▶ **Records to use**
════════════════
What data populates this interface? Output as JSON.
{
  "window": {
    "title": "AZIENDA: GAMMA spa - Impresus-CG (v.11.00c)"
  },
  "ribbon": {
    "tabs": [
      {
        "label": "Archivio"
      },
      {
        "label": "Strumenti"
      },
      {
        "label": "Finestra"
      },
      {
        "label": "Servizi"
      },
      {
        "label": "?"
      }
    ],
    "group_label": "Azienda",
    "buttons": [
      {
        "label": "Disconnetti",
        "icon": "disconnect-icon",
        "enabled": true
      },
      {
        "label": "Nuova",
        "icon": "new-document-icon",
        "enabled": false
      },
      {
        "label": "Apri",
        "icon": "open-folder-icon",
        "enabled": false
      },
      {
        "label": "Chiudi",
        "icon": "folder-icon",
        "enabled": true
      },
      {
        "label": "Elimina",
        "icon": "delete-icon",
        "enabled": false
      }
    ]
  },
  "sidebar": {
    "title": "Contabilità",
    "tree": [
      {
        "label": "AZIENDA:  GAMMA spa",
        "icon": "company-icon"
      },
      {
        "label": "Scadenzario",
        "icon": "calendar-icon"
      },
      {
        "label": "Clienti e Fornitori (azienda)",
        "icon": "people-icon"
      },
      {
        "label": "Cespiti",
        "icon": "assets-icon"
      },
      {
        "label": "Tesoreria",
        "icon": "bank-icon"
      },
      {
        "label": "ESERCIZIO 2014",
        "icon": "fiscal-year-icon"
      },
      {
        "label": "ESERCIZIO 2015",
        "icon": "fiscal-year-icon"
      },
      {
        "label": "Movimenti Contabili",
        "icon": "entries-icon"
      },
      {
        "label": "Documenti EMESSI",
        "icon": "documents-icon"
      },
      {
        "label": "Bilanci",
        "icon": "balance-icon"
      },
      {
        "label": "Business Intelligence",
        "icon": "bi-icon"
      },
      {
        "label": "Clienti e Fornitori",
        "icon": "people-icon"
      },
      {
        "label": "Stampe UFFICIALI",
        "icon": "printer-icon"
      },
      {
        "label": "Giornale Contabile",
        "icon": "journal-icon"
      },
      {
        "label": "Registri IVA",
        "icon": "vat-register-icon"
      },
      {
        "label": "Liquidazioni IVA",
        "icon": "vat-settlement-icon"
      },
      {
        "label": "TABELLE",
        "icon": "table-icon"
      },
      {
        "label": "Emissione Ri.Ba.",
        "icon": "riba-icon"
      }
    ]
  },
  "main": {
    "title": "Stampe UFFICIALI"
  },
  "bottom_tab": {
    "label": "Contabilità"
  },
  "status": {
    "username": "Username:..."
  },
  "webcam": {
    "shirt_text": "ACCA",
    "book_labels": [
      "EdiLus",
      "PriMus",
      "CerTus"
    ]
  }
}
════════════════
▶ **Prompt**
Using the records above, list each line that includes "Clienti".

▶ **Solution below**
        "label": "Clienti e Fornitori (azienda)",
        "label": "Clienti e Fornitori",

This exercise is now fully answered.